WHAT YOU HAVE TO DO: Return the number of lines that contain the word "name", and return nothing else.

TASK DATA:
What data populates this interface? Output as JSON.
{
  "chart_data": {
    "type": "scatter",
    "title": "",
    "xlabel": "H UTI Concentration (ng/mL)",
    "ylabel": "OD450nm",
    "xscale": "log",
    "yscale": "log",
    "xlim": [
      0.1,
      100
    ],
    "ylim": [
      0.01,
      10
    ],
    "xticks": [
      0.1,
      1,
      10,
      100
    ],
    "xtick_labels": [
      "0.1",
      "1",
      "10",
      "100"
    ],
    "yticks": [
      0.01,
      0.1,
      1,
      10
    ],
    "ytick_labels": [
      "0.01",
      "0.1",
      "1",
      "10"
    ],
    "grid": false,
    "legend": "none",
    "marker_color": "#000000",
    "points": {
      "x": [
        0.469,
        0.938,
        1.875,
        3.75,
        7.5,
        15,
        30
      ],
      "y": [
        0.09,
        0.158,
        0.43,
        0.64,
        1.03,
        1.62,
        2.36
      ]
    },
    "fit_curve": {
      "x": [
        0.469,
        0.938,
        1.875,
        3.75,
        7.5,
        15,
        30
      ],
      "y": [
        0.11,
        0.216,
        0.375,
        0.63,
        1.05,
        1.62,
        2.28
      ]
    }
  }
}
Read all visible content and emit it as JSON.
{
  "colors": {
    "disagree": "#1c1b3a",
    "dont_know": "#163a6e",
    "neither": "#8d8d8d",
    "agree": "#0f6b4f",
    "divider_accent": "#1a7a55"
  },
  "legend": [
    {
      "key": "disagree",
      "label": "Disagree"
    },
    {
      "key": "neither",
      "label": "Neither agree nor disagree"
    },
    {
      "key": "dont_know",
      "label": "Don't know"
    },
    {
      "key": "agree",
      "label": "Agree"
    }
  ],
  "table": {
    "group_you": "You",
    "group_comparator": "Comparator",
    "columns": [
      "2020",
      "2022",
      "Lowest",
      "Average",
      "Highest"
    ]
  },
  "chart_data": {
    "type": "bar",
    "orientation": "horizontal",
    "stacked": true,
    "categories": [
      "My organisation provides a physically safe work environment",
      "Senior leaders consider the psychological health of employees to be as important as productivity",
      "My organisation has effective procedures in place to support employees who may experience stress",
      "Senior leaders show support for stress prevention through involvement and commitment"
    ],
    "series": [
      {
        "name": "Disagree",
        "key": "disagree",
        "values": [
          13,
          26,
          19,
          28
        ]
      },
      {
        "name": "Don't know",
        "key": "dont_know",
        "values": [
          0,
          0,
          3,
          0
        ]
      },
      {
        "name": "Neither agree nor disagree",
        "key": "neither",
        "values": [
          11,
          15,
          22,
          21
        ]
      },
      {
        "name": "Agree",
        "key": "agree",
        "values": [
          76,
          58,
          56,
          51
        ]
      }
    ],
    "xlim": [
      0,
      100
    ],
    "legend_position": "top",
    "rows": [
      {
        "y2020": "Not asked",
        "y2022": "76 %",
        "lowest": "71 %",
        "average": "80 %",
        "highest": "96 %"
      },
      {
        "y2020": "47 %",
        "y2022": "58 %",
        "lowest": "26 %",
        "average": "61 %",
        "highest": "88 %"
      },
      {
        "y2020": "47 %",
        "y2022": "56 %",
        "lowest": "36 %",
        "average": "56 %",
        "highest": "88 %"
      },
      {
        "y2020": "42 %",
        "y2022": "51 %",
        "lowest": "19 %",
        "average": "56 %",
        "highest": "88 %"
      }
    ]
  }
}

SOLUTION FOR THIS PROBLEM: 4